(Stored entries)
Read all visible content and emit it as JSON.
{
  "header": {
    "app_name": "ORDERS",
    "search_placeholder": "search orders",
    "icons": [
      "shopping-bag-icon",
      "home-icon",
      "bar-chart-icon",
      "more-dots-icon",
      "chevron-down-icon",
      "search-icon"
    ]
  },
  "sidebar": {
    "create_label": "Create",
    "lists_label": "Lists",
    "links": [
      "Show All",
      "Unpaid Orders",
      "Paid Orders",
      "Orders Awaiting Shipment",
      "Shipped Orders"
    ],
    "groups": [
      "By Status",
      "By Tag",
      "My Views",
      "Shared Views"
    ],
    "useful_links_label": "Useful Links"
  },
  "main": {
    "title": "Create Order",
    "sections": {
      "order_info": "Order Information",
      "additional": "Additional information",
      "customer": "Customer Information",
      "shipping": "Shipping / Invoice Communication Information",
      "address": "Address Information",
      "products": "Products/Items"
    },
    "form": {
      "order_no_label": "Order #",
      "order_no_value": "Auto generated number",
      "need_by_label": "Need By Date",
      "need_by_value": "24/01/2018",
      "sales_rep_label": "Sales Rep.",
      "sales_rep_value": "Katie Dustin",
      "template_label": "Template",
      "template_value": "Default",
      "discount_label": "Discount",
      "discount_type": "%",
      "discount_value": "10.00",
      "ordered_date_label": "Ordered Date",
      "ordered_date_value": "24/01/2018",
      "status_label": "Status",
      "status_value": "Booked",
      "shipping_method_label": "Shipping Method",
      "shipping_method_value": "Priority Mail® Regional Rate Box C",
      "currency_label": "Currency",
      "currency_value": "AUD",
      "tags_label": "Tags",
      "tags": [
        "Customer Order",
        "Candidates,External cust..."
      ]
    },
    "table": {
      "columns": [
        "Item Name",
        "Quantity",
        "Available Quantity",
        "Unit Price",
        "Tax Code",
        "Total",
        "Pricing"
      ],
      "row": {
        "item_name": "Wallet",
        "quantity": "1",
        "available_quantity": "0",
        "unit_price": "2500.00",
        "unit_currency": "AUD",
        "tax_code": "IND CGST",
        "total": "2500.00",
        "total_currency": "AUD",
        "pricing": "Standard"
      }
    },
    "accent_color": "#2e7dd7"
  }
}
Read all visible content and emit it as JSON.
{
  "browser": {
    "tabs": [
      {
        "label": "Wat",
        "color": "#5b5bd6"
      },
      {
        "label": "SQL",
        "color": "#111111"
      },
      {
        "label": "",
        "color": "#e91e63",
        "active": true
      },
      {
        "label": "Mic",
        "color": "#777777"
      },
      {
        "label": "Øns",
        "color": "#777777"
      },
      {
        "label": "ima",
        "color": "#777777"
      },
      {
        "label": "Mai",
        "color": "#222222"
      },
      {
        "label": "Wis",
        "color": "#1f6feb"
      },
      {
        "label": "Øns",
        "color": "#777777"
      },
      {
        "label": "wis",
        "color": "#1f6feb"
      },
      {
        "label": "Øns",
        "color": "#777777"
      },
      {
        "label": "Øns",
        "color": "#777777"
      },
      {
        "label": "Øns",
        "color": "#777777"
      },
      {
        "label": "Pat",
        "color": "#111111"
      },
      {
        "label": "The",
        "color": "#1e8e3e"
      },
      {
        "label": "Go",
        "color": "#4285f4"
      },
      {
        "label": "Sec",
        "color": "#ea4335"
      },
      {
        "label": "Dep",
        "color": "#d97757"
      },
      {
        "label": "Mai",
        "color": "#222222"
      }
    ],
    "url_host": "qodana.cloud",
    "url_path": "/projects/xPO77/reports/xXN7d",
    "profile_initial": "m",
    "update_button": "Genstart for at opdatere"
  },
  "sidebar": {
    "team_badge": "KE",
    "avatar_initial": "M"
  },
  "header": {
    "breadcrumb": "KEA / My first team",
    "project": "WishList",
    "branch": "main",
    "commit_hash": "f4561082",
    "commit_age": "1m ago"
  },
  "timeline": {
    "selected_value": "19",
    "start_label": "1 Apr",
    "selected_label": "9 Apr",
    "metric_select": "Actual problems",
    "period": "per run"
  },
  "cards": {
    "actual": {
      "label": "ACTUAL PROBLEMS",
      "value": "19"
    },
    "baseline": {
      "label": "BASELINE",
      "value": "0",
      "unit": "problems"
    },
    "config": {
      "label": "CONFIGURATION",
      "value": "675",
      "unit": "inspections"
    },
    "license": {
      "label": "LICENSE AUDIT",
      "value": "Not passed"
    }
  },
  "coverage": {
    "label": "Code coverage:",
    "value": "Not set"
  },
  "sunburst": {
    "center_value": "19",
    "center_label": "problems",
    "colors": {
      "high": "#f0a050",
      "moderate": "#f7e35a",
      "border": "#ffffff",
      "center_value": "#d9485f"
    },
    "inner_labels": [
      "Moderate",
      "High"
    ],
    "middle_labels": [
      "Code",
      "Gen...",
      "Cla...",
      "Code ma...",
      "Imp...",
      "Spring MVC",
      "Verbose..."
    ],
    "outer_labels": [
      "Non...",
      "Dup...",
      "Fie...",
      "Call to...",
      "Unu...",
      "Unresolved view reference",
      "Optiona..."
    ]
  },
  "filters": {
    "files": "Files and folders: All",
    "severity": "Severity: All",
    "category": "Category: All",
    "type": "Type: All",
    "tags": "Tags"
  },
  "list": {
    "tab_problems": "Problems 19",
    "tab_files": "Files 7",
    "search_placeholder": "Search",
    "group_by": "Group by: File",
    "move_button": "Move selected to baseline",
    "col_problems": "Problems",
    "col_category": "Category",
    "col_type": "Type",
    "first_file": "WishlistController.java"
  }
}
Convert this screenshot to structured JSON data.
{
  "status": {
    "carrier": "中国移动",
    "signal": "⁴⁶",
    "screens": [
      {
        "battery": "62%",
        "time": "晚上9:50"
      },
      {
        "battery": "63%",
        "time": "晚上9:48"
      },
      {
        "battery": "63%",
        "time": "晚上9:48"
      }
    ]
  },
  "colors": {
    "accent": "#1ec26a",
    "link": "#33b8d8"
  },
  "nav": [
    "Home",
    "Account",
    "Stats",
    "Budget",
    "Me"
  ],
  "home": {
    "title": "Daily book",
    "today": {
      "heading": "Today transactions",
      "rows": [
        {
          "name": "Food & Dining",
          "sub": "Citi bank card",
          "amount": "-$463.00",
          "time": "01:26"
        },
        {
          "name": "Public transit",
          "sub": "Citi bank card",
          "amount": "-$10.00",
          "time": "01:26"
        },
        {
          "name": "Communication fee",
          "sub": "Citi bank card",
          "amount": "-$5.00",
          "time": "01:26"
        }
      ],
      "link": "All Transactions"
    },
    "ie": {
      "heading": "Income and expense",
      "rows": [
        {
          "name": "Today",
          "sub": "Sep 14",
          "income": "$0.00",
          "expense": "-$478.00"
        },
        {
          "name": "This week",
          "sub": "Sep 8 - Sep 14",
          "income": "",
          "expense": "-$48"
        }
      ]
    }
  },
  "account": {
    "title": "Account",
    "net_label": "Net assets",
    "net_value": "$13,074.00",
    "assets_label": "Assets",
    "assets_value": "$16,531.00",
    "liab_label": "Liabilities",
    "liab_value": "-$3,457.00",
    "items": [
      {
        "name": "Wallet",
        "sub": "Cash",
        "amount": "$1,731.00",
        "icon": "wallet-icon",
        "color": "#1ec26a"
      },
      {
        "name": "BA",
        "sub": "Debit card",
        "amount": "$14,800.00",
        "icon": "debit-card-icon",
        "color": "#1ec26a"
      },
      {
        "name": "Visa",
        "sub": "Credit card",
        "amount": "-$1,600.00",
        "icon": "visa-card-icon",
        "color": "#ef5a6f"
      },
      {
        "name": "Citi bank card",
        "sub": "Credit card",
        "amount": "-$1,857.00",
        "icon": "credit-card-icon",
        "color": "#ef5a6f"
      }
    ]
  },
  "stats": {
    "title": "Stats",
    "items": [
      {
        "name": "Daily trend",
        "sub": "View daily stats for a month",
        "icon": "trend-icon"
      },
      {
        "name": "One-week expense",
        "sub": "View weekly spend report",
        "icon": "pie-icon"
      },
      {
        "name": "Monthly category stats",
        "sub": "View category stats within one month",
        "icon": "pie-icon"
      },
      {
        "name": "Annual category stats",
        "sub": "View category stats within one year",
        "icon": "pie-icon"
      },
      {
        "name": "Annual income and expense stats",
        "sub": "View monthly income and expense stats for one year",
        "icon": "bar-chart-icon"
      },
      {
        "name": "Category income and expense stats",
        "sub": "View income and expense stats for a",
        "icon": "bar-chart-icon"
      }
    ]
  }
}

### [Your objective]
Find the word "Create" in the records and pull out each line that has it.

### [Solution to the problem]
    "create_label": "Create",
    "title": "Create Order",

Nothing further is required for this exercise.